Exercise task:
Make a verbatim copy of the entries below; pictures stay out.

Task data:
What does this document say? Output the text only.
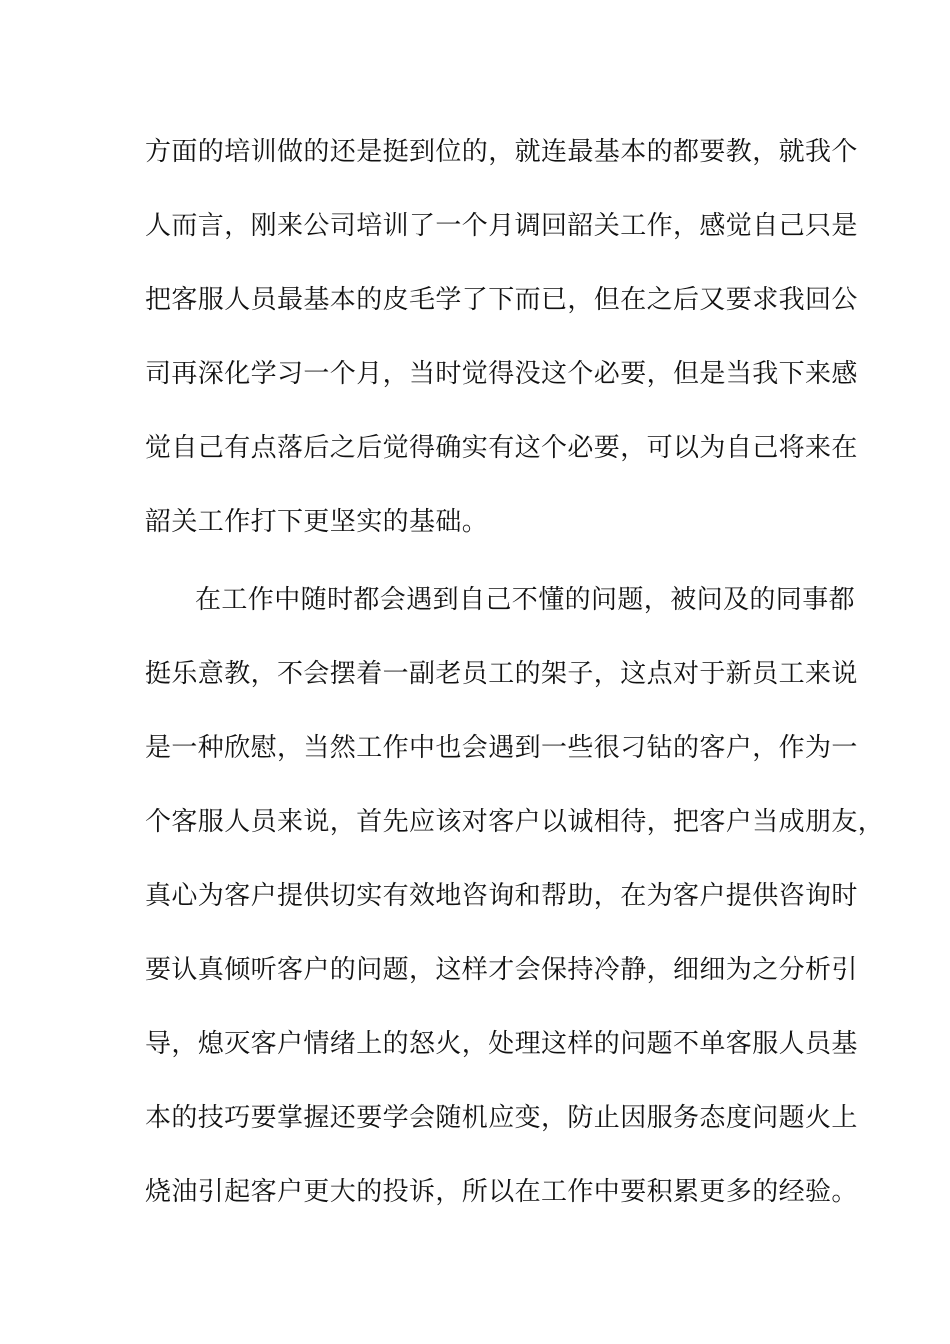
方面的培训做的还是挺到位的，就连最基本的都要教，就我个
人而言，刚来公司培训了一个月调回韶关工作，感觉自己只是
把客服人员最基本的皮毛学了下而已，但在之后又要求我回公
司再深化学习一个月，当时觉得没这个必要，但是当我下来感
觉自己有点落后之后觉得确实有这个必要，可以为自己将来在
韶关工作打下更坚实的基础。
在工作中随时都会遇到自己不懂的问题，被问及的同事都
挺乐意教，不会摆着一副老员工的架子，这点对于新员工来说
是一种欣慰，当然工作中也会遇到一些很刁钻的客户，作为一
个客服人员来说，首先应该对客户以诚相待，把客户当成朋友，
真心为客户提供切实有效地咨询和帮助，在为客户提供咨询时
要认真倾听客户的问题，这样才会保持冷静，细细为之分析引
导，熄灭客户情绪上的怒火，处理这样的问题不单客服人员基
本的技巧要掌握还要学会随机应变，防止因服务态度问题火上
烧油引起客户更大的投诉，所以在工作中要积累更多的经验。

Completed exercise:
What does this document say? Output the text only.
方面的培训做的还是挺到位的，就连最基本的都要教，就我个
人而言，刚来公司培训了一个月调回韶关工作，感觉自己只是
把客服人员最基本的皮毛学了下而已，但在之后又要求我回公
司再深化学习一个月，当时觉得没这个必要，但是当我下来感
觉自己有点落后之后觉得确实有这个必要，可以为自己将来在
韶关工作打下更坚实的基础。
在工作中随时都会遇到自己不懂的问题，被问及的同事都
挺乐意教，不会摆着一副老员工的架子，这点对于新员工来说
是一种欣慰，当然工作中也会遇到一些很刁钻的客户，作为一
个客服人员来说，首先应该对客户以诚相待，把客户当成朋友，
真心为客户提供切实有效地咨询和帮助，在为客户提供咨询时
要认真倾听客户的问题，这样才会保持冷静，细细为之分析引
导，熄灭客户情绪上的怒火，处理这样的问题不单客服人员基
本的技巧要掌握还要学会随机应变，防止因服务态度问题火上
烧油引起客户更大的投诉，所以在工作中要积累更多的经验。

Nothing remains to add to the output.